Required task: State how many lines in the listing below contain the string "component". Reply with the number alone.

(Layout dataset entries)
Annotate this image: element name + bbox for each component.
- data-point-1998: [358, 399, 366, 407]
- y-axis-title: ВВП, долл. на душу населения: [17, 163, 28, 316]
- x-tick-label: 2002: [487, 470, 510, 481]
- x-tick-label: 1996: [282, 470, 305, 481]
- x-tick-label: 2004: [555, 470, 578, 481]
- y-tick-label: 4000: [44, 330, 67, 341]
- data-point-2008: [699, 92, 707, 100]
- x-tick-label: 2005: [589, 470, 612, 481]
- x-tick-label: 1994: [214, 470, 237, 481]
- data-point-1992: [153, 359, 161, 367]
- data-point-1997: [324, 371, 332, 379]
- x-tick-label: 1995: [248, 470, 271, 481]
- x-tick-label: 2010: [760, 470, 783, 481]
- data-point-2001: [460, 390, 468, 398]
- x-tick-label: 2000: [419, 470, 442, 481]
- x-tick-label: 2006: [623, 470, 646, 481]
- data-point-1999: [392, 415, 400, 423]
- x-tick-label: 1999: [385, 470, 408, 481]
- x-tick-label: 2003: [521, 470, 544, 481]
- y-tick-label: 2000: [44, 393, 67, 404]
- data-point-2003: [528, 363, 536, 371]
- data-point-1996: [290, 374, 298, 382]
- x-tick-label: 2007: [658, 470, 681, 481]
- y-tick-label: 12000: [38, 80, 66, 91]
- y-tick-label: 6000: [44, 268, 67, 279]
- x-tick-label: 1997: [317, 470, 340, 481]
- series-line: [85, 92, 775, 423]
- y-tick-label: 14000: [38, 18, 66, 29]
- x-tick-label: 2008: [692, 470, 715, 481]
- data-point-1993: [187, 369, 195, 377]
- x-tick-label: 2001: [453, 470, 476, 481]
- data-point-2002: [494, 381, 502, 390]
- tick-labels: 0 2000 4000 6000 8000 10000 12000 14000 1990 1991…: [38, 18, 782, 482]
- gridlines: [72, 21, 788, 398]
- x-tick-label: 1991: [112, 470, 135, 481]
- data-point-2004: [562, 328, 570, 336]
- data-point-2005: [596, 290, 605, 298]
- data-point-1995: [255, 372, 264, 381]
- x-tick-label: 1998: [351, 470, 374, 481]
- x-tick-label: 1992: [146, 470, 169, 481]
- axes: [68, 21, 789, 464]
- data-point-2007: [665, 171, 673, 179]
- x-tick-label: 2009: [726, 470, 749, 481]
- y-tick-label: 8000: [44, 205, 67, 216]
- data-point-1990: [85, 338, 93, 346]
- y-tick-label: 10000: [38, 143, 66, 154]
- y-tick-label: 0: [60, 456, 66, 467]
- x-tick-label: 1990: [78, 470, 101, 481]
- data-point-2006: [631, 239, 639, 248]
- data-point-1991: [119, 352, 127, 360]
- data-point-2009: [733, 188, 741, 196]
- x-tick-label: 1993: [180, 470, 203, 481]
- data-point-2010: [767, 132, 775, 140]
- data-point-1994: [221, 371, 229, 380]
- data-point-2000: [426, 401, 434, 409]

Response below: 1